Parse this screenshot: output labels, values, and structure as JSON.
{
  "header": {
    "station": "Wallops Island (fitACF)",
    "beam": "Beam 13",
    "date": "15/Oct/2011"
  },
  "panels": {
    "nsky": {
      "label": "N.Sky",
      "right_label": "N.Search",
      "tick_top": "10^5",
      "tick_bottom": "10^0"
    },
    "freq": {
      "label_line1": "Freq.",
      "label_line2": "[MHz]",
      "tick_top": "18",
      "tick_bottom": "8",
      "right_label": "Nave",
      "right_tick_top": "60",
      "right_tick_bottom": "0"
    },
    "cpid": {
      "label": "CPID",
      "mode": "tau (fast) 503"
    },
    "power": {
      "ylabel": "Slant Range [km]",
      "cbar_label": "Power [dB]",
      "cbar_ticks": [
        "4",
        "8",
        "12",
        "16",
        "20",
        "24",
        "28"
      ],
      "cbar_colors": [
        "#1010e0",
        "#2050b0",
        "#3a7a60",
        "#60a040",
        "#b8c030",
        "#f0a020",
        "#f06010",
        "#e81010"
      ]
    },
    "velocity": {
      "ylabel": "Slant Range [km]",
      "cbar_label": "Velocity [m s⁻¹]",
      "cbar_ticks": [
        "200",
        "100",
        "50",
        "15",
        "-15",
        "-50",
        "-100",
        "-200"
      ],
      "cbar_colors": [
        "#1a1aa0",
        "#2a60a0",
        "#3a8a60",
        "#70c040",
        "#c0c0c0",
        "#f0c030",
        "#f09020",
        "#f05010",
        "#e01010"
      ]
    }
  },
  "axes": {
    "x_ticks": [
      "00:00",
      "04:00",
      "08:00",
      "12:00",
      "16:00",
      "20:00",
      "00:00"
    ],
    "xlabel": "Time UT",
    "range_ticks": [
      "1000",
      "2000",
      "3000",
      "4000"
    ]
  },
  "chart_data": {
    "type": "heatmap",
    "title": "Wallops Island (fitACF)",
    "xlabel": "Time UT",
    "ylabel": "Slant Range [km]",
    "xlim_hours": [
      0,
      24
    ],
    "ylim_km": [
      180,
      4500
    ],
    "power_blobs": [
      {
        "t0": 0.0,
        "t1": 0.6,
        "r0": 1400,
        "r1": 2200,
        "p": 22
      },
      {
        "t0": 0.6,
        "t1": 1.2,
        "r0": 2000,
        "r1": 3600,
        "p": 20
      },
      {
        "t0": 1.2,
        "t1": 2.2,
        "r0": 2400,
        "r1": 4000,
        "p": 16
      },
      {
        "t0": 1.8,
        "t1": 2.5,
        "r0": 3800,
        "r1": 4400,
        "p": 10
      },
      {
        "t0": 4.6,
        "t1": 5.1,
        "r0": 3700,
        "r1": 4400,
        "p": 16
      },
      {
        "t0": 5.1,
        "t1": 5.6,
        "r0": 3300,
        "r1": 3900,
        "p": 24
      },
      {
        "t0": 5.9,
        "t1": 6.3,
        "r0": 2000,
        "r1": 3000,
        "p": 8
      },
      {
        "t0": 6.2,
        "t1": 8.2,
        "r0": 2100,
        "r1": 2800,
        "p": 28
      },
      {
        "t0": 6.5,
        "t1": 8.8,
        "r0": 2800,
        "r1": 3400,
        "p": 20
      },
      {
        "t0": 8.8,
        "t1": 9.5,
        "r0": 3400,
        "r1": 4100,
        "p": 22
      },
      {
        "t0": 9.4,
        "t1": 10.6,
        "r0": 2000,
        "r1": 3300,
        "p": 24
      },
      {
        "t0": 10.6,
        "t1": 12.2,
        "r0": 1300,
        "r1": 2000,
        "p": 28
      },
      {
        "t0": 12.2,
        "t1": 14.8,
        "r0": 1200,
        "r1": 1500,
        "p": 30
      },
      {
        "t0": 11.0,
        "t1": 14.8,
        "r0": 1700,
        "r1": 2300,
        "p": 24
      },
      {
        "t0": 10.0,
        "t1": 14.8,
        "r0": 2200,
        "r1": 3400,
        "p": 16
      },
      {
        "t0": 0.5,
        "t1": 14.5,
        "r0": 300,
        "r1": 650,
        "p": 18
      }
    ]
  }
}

• Prompt
Copy all of the data exactly.

• Result of this task
Parse this screenshot: output labels, values, and structure as JSON.
{
  "header": {
    "station": "Wallops Island (fitACF)",
    "beam": "Beam 13",
    "date": "15/Oct/2011"
  },
  "panels": {
    "nsky": {
      "label": "N.Sky",
      "right_label": "N.Search",
      "tick_top": "10^5",
      "tick_bottom": "10^0"
    },
    "freq": {
      "label_line1": "Freq.",
      "label_line2": "[MHz]",
      "tick_top": "18",
      "tick_bottom": "8",
      "right_label": "Nave",
      "right_tick_top": "60",
      "right_tick_bottom": "0"
    },
    "cpid": {
      "label": "CPID",
      "mode": "tau (fast) 503"
    },
    "power": {
      "ylabel": "Slant Range [km]",
      "cbar_label": "Power [dB]",
      "cbar_ticks": [
        "4",
        "8",
        "12",
        "16",
        "20",
        "24",
        "28"
      ],
      "cbar_colors": [
        "#1010e0",
        "#2050b0",
        "#3a7a60",
        "#60a040",
        "#b8c030",
        "#f0a020",
        "#f06010",
        "#e81010"
      ]
    },
    "velocity": {
      "ylabel": "Slant Range [km]",
      "cbar_label": "Velocity [m s⁻¹]",
      "cbar_ticks": [
        "200",
        "100",
        "50",
        "15",
        "-15",
        "-50",
        "-100",
        "-200"
      ],
      "cbar_colors": [
        "#1a1aa0",
        "#2a60a0",
        "#3a8a60",
        "#70c040",
        "#c0c0c0",
        "#f0c030",
        "#f09020",
        "#f05010",
        "#e01010"
      ]
    }
  },
  "axes": {
    "x_ticks": [
      "00:00",
      "04:00",
      "08:00",
      "12:00",
      "16:00",
      "20:00",
      "00:00"
    ],
    "xlabel": "Time UT",
    "range_ticks": [
      "1000",
      "2000",
      "3000",
      "4000"
    ]
  },
  "chart_data": {
    "type": "heatmap",
    "title": "Wallops Island (fitACF)",
    "xlabel": "Time UT",
    "ylabel": "Slant Range [km]",
    "xlim_hours": [
      0,
      24
    ],
    "ylim_km": [
      180,
      4500
    ],
    "power_blobs": [
      {
        "t0": 0.0,
        "t1": 0.6,
        "r0": 1400,
        "r1": 2200,
        "p": 22
      },
      {
        "t0": 0.6,
        "t1": 1.2,
        "r0": 2000,
        "r1": 3600,
        "p": 20
      },
      {
        "t0": 1.2,
        "t1": 2.2,
        "r0": 2400,
        "r1": 4000,
        "p": 16
      },
      {
        "t0": 1.8,
        "t1": 2.5,
        "r0": 3800,
        "r1": 4400,
        "p": 10
      },
      {
        "t0": 4.6,
        "t1": 5.1,
        "r0": 3700,
        "r1": 4400,
        "p": 16
      },
      {
        "t0": 5.1,
        "t1": 5.6,
        "r0": 3300,
        "r1": 3900,
        "p": 24
      },
      {
        "t0": 5.9,
        "t1": 6.3,
        "r0": 2000,
        "r1": 3000,
        "p": 8
      },
      {
        "t0": 6.2,
        "t1": 8.2,
        "r0": 2100,
        "r1": 2800,
        "p": 28
      },
      {
        "t0": 6.5,
        "t1": 8.8,
        "r0": 2800,
        "r1": 3400,
        "p": 20
      },
      {
        "t0": 8.8,
        "t1": 9.5,
        "r0": 3400,
        "r1": 4100,
        "p": 22
      },
      {
        "t0": 9.4,
        "t1": 10.6,
        "r0": 2000,
        "r1": 3300,
        "p": 24
      },
      {
        "t0": 10.6,
        "t1": 12.2,
        "r0": 1300,
        "r1": 2000,
        "p": 28
      },
      {
        "t0": 12.2,
        "t1": 14.8,
        "r0": 1200,
        "r1": 1500,
        "p": 30
      },
      {
        "t0": 11.0,
        "t1": 14.8,
        "r0": 1700,
        "r1": 2300,
        "p": 24
      },
      {
        "t0": 10.0,
        "t1": 14.8,
        "r0": 2200,
        "r1": 3400,
        "p": 16
      },
      {
        "t0": 0.5,
        "t1": 14.5,
        "r0": 300,
        "r1": 650,
        "p": 18
      }
    ]
  }
}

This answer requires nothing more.